Data records:
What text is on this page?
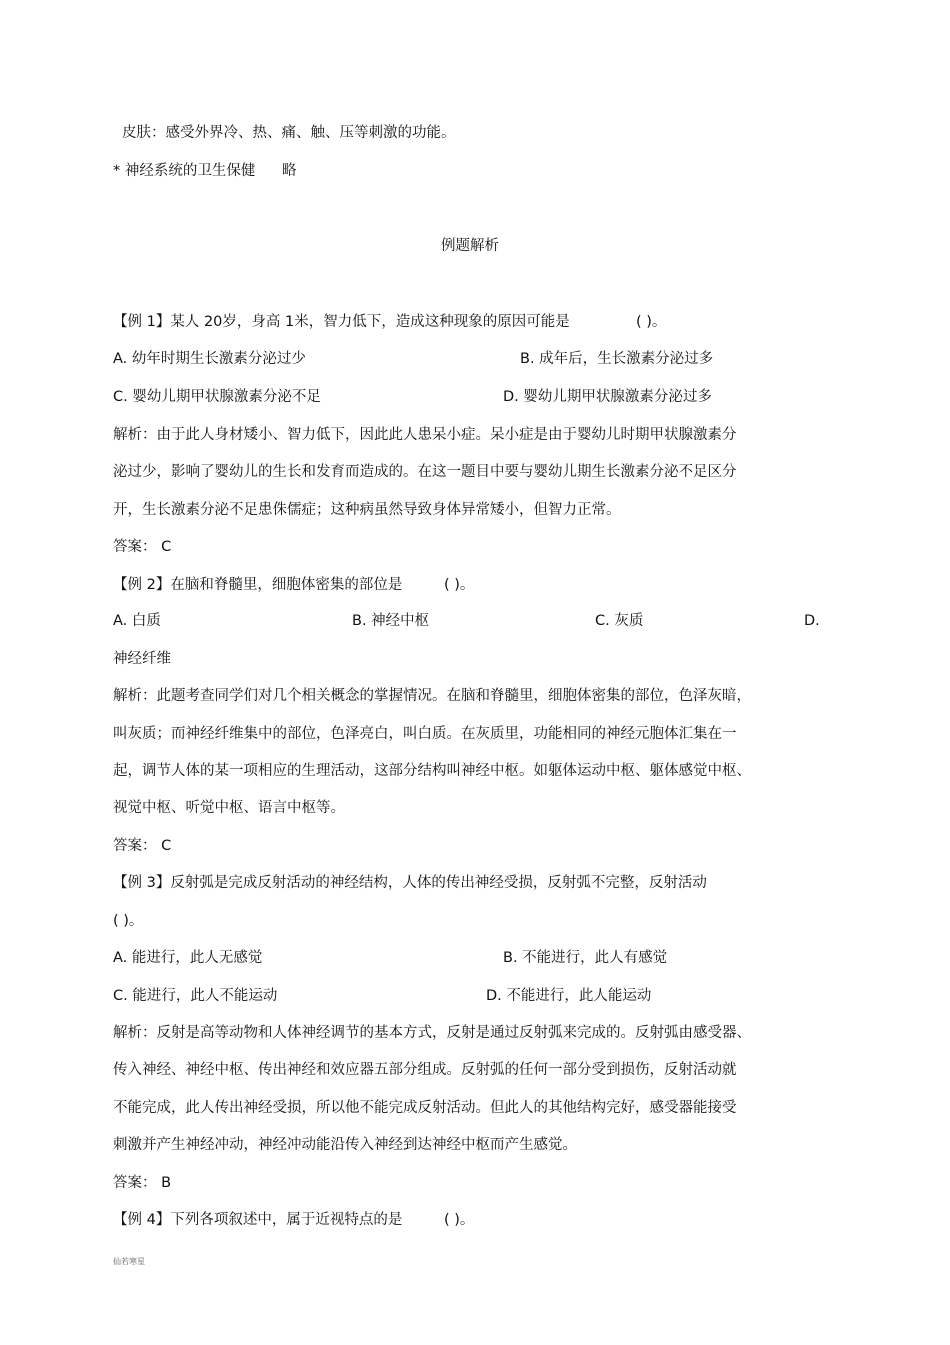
皮肤：感受外界冷、热、痛、触、压等刺激的功能。
* 神经系统的卫生保健 略
例题解析
【例 1】某人 20岁，身高 1米，智力低下，造成这种现象的原因可能是	( )。
A. 幼年时期生长激素分泌过少	B. 成年后，生长激素分泌过多
C. 婴幼儿期甲状腺激素分泌不足	D. 婴幼儿期甲状腺激素分泌过多
解析：由于此人身材矮小、智力低下，因此此人患呆小症。呆小症是由于婴幼儿时期甲状腺激素分
泌过少，影响了婴幼儿的生长和发育而造成的。在这一题目中要与婴幼儿期生长激素分泌不足区分
开，生长激素分泌不足患侏儒症；这种病虽然导致身体异常矮小，但智力正常。
答案： C
【例 2】在脑和脊髓里，细胞体密集的部位是	( )。
A. 白质	B. 神经中枢	C. 灰质	D.
神经纤维
解析：此题考查同学们对几个相关概念的掌握情况。在脑和脊髓里，细胞体密集的部位，色泽灰暗，
叫灰质；而神经纤维集中的部位，色泽亮白，叫白质。在灰质里，功能相同的神经元胞体汇集在一
起，调节人体的某一项相应的生理活动，这部分结构叫神经中枢。如躯体运动中枢、躯体感觉中枢、
视觉中枢、听觉中枢、语言中枢等。
答案： C
【例 3】反射弧是完成反射活动的神经结构，人体的传出神经受损，反射弧不完整，反射活动
( )。
A. 能进行，此人无感觉	B. 不能进行，此人有感觉
C. 能进行，此人不能运动	D. 不能进行，此人能运动
解析：反射是高等动物和人体神经调节的基本方式，反射是通过反射弧来完成的。反射弧由感受器、
传入神经、神经中枢、传出神经和效应器五部分组成。反射弧的任何一部分受到损伤，反射活动就
不能完成，此人传出神经受损，所以他不能完成反射活动。但此人的其他结构完好，感受器能接受
刺激并产生神经冲动，神经冲动能沿传入神经到达神经中枢而产生感觉。
答案： B
【例 4】下列各项叙述中，属于近视特点的是	( )。
仙若寒星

What the task asks
Copy every line from the entries that contains the word "不能进行".

Exercise response
A. 能进行，此人无感觉	B. 不能进行，此人有感觉
C. 能进行，此人不能运动	D. 不能进行，此人能运动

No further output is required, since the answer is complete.